### PROMPT
Repeat, line for line, the entries printed below.

━━━━━━━━━━━━━━━━━━━━━━━━━━━━━━

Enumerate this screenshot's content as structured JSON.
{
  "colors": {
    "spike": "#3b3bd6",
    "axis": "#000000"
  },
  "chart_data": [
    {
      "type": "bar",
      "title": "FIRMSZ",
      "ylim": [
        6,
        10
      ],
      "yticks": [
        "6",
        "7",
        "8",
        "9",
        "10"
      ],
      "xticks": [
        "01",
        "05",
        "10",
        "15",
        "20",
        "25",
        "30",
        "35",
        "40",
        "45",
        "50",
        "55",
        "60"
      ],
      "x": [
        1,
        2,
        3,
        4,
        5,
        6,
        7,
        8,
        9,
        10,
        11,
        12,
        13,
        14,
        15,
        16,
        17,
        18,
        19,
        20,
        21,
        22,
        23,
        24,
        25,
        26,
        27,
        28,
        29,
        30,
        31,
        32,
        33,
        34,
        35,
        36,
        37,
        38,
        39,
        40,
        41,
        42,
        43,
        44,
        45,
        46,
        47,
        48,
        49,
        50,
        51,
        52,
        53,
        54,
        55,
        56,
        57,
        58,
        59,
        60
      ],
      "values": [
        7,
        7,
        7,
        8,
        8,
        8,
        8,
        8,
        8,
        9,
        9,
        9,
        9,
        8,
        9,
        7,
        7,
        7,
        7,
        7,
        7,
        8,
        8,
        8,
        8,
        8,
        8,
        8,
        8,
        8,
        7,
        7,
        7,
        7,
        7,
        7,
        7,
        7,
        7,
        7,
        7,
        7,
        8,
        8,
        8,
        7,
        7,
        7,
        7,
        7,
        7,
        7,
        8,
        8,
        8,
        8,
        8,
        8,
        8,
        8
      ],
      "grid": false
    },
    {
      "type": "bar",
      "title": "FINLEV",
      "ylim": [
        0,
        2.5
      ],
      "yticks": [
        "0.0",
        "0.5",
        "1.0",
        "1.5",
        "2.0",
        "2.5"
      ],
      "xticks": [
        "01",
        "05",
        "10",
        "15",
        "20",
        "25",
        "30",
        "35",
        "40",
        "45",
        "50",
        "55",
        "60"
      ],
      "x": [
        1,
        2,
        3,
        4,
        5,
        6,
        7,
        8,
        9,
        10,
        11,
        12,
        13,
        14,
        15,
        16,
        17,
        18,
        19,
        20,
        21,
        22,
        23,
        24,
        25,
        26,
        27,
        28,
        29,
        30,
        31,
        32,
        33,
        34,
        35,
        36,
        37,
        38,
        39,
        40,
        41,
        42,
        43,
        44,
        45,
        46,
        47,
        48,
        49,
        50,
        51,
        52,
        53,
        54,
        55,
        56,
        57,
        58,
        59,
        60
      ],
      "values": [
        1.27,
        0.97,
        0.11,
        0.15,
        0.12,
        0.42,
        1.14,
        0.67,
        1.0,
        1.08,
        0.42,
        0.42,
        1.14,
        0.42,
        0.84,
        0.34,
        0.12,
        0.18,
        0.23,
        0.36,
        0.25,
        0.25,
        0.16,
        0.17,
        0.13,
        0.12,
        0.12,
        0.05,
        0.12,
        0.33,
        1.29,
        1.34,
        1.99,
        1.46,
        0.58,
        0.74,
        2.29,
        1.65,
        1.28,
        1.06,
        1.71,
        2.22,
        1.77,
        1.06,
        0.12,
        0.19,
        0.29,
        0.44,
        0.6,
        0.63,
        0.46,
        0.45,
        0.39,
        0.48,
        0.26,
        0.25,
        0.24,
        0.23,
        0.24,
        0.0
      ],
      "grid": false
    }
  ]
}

━━━━━━━━━━━━━━━━━━━━━━━━━━━━━━

### ANSWER TO THE TASK
Enumerate this screenshot's content as structured JSON.
{
  "colors": {
    "spike": "#3b3bd6",
    "axis": "#000000"
  },
  "chart_data": [
    {
      "type": "bar",
      "title": "FIRMSZ",
      "ylim": [
        6,
        10
      ],
      "yticks": [
        "6",
        "7",
        "8",
        "9",
        "10"
      ],
      "xticks": [
        "01",
        "05",
        "10",
        "15",
        "20",
        "25",
        "30",
        "35",
        "40",
        "45",
        "50",
        "55",
        "60"
      ],
      "x": [
        1,
        2,
        3,
        4,
        5,
        6,
        7,
        8,
        9,
        10,
        11,
        12,
        13,
        14,
        15,
        16,
        17,
        18,
        19,
        20,
        21,
        22,
        23,
        24,
        25,
        26,
        27,
        28,
        29,
        30,
        31,
        32,
        33,
        34,
        35,
        36,
        37,
        38,
        39,
        40,
        41,
        42,
        43,
        44,
        45,
        46,
        47,
        48,
        49,
        50,
        51,
        52,
        53,
        54,
        55,
        56,
        57,
        58,
        59,
        60
      ],
      "values": [
        7,
        7,
        7,
        8,
        8,
        8,
        8,
        8,
        8,
        9,
        9,
        9,
        9,
        8,
        9,
        7,
        7,
        7,
        7,
        7,
        7,
        8,
        8,
        8,
        8,
        8,
        8,
        8,
        8,
        8,
        7,
        7,
        7,
        7,
        7,
        7,
        7,
        7,
        7,
        7,
        7,
        7,
        8,
        8,
        8,
        7,
        7,
        7,
        7,
        7,
        7,
        7,
        8,
        8,
        8,
        8,
        8,
        8,
        8,
        8
      ],
      "grid": false
    },
    {
      "type": "bar",
      "title": "FINLEV",
      "ylim": [
        0,
        2.5
      ],
      "yticks": [
        "0.0",
        "0.5",
        "1.0",
        "1.5",
        "2.0",
        "2.5"
      ],
      "xticks": [
        "01",
        "05",
        "10",
        "15",
        "20",
        "25",
        "30",
        "35",
        "40",
        "45",
        "50",
        "55",
        "60"
      ],
      "x": [
        1,
        2,
        3,
        4,
        5,
        6,
        7,
        8,
        9,
        10,
        11,
        12,
        13,
        14,
        15,
        16,
        17,
        18,
        19,
        20,
        21,
        22,
        23,
        24,
        25,
        26,
        27,
        28,
        29,
        30,
        31,
        32,
        33,
        34,
        35,
        36,
        37,
        38,
        39,
        40,
        41,
        42,
        43,
        44,
        45,
        46,
        47,
        48,
        49,
        50,
        51,
        52,
        53,
        54,
        55,
        56,
        57,
        58,
        59,
        60
      ],
      "values": [
        1.27,
        0.97,
        0.11,
        0.15,
        0.12,
        0.42,
        1.14,
        0.67,
        1.0,
        1.08,
        0.42,
        0.42,
        1.14,
        0.42,
        0.84,
        0.34,
        0.12,
        0.18,
        0.23,
        0.36,
        0.25,
        0.25,
        0.16,
        0.17,
        0.13,
        0.12,
        0.12,
        0.05,
        0.12,
        0.33,
        1.29,
        1.34,
        1.99,
        1.46,
        0.58,
        0.74,
        2.29,
        1.65,
        1.28,
        1.06,
        1.71,
        2.22,
        1.77,
        1.06,
        0.12,
        0.19,
        0.29,
        0.44,
        0.6,
        0.63,
        0.46,
        0.45,
        0.39,
        0.48,
        0.26,
        0.25,
        0.24,
        0.23,
        0.24,
        0.0
      ],
      "grid": false
    }
  ]
}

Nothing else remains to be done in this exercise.